Give a verbatim quotation of every record.
BEGIN
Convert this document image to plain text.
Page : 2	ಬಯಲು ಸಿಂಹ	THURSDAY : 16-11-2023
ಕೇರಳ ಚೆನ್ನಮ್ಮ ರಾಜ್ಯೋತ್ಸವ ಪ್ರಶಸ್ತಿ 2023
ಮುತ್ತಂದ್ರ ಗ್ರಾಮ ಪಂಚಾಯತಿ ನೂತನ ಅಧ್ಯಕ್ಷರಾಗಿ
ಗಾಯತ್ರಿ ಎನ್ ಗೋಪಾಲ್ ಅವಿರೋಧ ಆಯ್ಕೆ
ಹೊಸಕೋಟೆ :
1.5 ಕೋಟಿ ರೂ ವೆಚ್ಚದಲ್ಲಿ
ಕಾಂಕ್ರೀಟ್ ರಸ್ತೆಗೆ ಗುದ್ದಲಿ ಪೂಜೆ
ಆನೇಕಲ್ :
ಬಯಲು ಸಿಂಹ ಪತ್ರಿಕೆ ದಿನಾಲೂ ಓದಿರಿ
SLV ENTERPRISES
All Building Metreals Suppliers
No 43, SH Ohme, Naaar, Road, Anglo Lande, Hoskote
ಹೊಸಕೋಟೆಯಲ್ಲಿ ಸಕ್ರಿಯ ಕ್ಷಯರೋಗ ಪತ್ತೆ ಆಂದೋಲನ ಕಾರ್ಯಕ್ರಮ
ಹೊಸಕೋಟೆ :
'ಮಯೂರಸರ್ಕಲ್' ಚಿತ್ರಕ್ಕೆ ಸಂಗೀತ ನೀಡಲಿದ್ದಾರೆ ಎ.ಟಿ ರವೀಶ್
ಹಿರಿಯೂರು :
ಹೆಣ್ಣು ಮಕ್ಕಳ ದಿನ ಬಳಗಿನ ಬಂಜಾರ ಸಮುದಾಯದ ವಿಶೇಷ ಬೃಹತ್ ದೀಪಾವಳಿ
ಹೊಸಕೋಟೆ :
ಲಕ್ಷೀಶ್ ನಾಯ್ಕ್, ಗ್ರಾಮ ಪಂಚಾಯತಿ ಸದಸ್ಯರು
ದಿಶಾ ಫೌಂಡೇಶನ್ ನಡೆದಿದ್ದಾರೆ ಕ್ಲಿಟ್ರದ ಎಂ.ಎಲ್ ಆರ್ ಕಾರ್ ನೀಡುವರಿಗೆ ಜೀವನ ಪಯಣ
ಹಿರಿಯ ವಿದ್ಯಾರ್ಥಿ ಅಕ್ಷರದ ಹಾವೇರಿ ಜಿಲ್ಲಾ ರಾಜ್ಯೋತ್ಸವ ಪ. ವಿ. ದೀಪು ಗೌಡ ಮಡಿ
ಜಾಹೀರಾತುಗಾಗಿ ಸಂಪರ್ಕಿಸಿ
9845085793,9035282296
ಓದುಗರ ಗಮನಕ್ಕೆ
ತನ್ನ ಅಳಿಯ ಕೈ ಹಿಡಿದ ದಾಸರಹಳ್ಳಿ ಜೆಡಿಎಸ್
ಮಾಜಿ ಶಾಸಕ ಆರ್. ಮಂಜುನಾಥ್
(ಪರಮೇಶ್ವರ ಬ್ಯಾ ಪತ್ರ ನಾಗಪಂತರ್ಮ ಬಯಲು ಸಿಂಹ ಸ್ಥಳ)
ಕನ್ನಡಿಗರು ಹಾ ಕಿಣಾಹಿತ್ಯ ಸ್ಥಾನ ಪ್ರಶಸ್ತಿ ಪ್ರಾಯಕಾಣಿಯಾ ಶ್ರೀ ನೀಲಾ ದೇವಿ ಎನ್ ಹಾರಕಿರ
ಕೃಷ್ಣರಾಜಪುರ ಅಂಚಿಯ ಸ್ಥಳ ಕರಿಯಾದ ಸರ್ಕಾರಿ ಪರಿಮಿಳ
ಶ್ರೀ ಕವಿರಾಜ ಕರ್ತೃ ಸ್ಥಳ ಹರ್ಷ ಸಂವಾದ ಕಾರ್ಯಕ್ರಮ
END
The answer —
Convert this document image to plain text.
Page : 2	ಬಯಲು ಸಿಂಹ	THURSDAY : 16-11-2023
ಕೇರಳ ಚೆನ್ನಮ್ಮ ರಾಜ್ಯೋತ್ಸವ ಪ್ರಶಸ್ತಿ 2023
ಮುತ್ತಂದ್ರ ಗ್ರಾಮ ಪಂಚಾಯತಿ ನೂತನ ಅಧ್ಯಕ್ಷರಾಗಿ
ಗಾಯತ್ರಿ ಎನ್ ಗೋಪಾಲ್ ಅವಿರೋಧ ಆಯ್ಕೆ
ಹೊಸಕೋಟೆ :
1.5 ಕೋಟಿ ರೂ ವೆಚ್ಚದಲ್ಲಿ
ಕಾಂಕ್ರೀಟ್ ರಸ್ತೆಗೆ ಗುದ್ದಲಿ ಪೂಜೆ
ಆನೇಕಲ್ :
ಬಯಲು ಸಿಂಹ ಪತ್ರಿಕೆ ದಿನಾಲೂ ಓದಿರಿ
SLV ENTERPRISES
All Building Metreals Suppliers
No 43, SH Ohme, Naaar, Road, Anglo Lande, Hoskote
ಹೊಸಕೋಟೆಯಲ್ಲಿ ಸಕ್ರಿಯ ಕ್ಷಯರೋಗ ಪತ್ತೆ ಆಂದೋಲನ ಕಾರ್ಯಕ್ರಮ
ಹೊಸಕೋಟೆ :
'ಮಯೂರಸರ್ಕಲ್' ಚಿತ್ರಕ್ಕೆ ಸಂಗೀತ ನೀಡಲಿದ್ದಾರೆ ಎ.ಟಿ ರವೀಶ್
ಹಿರಿಯೂರು :
ಹೆಣ್ಣು ಮಕ್ಕಳ ದಿನ ಬಳಗಿನ ಬಂಜಾರ ಸಮುದಾಯದ ವಿಶೇಷ ಬೃಹತ್ ದೀಪಾವಳಿ
ಹೊಸಕೋಟೆ :
ಲಕ್ಷೀಶ್ ನಾಯ್ಕ್, ಗ್ರಾಮ ಪಂಚಾಯತಿ ಸದಸ್ಯರು
ದಿಶಾ ಫೌಂಡೇಶನ್ ನಡೆದಿದ್ದಾರೆ ಕ್ಲಿಟ್ರದ ಎಂ.ಎಲ್ ಆರ್ ಕಾರ್ ನೀಡುವರಿಗೆ ಜೀವನ ಪಯಣ
ಹಿರಿಯ ವಿದ್ಯಾರ್ಥಿ ಅಕ್ಷರದ ಹಾವೇರಿ ಜಿಲ್ಲಾ ರಾಜ್ಯೋತ್ಸವ ಪ. ವಿ. ದೀಪು ಗೌಡ ಮಡಿ
ಜಾಹೀರಾತುಗಾಗಿ ಸಂಪರ್ಕಿಸಿ
9845085793,9035282296
ಓದುಗರ ಗಮನಕ್ಕೆ
ತನ್ನ ಅಳಿಯ ಕೈ ಹಿಡಿದ ದಾಸರಹಳ್ಳಿ ಜೆಡಿಎಸ್
ಮಾಜಿ ಶಾಸಕ ಆರ್. ಮಂಜುನಾಥ್
(ಪರಮೇಶ್ವರ ಬ್ಯಾ ಪತ್ರ ನಾಗಪಂತರ್ಮ ಬಯಲು ಸಿಂಹ ಸ್ಥಳ)
ಕನ್ನಡಿಗರು ಹಾ ಕಿಣಾಹಿತ್ಯ ಸ್ಥಾನ ಪ್ರಶಸ್ತಿ ಪ್ರಾಯಕಾಣಿಯಾ ಶ್ರೀ ನೀಲಾ ದೇವಿ ಎನ್ ಹಾರಕಿರ
ಕೃಷ್ಣರಾಜಪುರ ಅಂಚಿಯ ಸ್ಥಳ ಕರಿಯಾದ ಸರ್ಕಾರಿ ಪರಿಮಿಳ
ಶ್ರೀ ಕವಿರಾಜ ಕರ್ತೃ ಸ್ಥಳ ಹರ್ಷ ಸಂವಾದ ಕಾರ್ಯಕ್ರಮ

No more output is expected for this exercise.